- _Requirement_
Transcribe each entry below exactly. Pictures do not go in the copy.

- _Dataset records_
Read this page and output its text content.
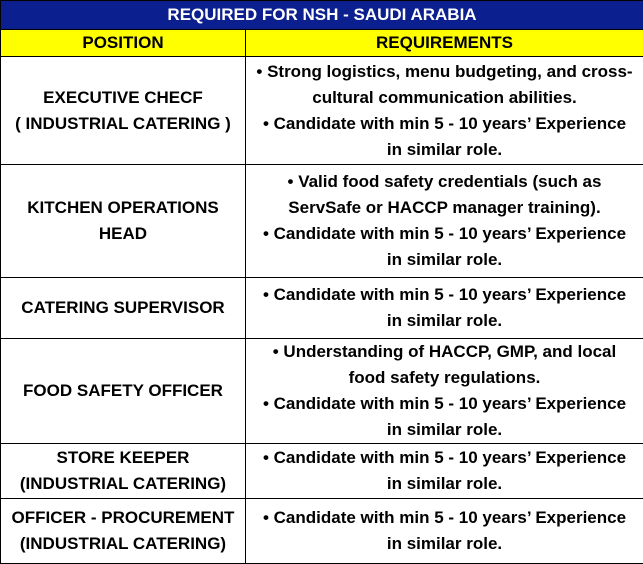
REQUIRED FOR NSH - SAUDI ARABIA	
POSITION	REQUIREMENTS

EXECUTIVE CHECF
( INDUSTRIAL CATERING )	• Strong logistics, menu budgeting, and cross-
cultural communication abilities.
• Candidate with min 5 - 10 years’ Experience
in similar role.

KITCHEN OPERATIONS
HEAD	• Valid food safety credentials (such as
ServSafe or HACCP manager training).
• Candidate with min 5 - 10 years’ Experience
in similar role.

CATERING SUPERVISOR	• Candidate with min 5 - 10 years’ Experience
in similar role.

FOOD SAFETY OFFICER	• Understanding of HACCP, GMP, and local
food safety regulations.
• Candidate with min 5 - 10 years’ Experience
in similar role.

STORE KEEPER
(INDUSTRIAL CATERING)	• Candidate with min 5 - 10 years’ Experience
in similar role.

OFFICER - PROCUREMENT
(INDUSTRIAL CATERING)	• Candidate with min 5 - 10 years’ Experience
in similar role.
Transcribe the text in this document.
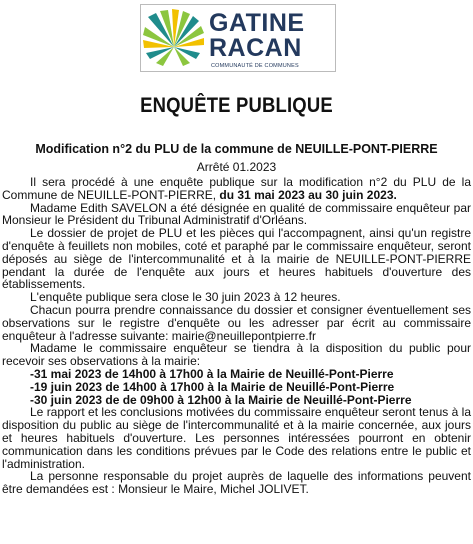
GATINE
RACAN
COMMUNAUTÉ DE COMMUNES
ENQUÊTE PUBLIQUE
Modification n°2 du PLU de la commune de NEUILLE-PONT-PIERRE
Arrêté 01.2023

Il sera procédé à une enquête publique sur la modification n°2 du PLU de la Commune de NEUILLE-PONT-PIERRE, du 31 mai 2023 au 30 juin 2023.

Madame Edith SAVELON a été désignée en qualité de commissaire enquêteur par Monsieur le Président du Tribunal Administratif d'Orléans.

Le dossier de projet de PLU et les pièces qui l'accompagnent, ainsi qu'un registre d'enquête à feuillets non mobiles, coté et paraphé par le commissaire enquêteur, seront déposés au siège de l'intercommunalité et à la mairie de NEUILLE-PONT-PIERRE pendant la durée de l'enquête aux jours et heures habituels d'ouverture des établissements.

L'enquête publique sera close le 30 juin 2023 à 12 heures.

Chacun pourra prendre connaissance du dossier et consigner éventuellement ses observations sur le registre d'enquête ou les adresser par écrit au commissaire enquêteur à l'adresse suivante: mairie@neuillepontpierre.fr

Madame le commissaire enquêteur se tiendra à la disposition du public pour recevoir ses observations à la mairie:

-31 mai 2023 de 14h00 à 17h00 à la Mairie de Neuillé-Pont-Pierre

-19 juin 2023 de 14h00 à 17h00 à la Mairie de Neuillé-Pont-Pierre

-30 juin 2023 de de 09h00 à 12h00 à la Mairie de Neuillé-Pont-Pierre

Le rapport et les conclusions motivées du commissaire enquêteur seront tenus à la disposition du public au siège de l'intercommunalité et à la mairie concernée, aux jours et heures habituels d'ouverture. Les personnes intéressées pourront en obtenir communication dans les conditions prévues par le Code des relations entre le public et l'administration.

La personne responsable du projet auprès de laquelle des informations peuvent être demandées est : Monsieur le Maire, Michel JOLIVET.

- _Correct response_
Read this page and output its text content.
REQUIRED FOR NSH - SAUDI ARABIA	
POSITION	REQUIREMENTS

EXECUTIVE CHECF
( INDUSTRIAL CATERING )	• Strong logistics, menu budgeting, and cross-
cultural communication abilities.
• Candidate with min 5 - 10 years’ Experience
in similar role.

KITCHEN OPERATIONS
HEAD	• Valid food safety credentials (such as
ServSafe or HACCP manager training).
• Candidate with min 5 - 10 years’ Experience
in similar role.

CATERING SUPERVISOR	• Candidate with min 5 - 10 years’ Experience
in similar role.

FOOD SAFETY OFFICER	• Understanding of HACCP, GMP, and local
food safety regulations.
• Candidate with min 5 - 10 years’ Experience
in similar role.

STORE KEEPER
(INDUSTRIAL CATERING)	• Candidate with min 5 - 10 years’ Experience
in similar role.

OFFICER - PROCUREMENT
(INDUSTRIAL CATERING)	• Candidate with min 5 - 10 years’ Experience
in similar role.
Transcribe the text in this document.
GATINE
RACAN
COMMUNAUTÉ DE COMMUNES
ENQUÊTE PUBLIQUE
Modification n°2 du PLU de la commune de NEUILLE-PONT-PIERRE
Arrêté 01.2023

Il sera procédé à une enquête publique sur la modification n°2 du PLU de la Commune de NEUILLE-PONT-PIERRE, du 31 mai 2023 au 30 juin 2023.

Madame Edith SAVELON a été désignée en qualité de commissaire enquêteur par Monsieur le Président du Tribunal Administratif d'Orléans.

Le dossier de projet de PLU et les pièces qui l'accompagnent, ainsi qu'un registre d'enquête à feuillets non mobiles, coté et paraphé par le commissaire enquêteur, seront déposés au siège de l'intercommunalité et à la mairie de NEUILLE-PONT-PIERRE pendant la durée de l'enquête aux jours et heures habituels d'ouverture des établissements.

L'enquête publique sera close le 30 juin 2023 à 12 heures.

Chacun pourra prendre connaissance du dossier et consigner éventuellement ses observations sur le registre d'enquête ou les adresser par écrit au commissaire enquêteur à l'adresse suivante: mairie@neuillepontpierre.fr

Madame le commissaire enquêteur se tiendra à la disposition du public pour recevoir ses observations à la mairie:

-31 mai 2023 de 14h00 à 17h00 à la Mairie de Neuillé-Pont-Pierre

-19 juin 2023 de 14h00 à 17h00 à la Mairie de Neuillé-Pont-Pierre

-30 juin 2023 de de 09h00 à 12h00 à la Mairie de Neuillé-Pont-Pierre

Le rapport et les conclusions motivées du commissaire enquêteur seront tenus à la disposition du public au siège de l'intercommunalité et à la mairie concernée, aux jours et heures habituels d'ouverture. Les personnes intéressées pourront en obtenir communication dans les conditions prévues par le Code des relations entre le public et l'administration.

La personne responsable du projet auprès de laquelle des informations peuvent être demandées est : Monsieur le Maire, Michel JOLIVET.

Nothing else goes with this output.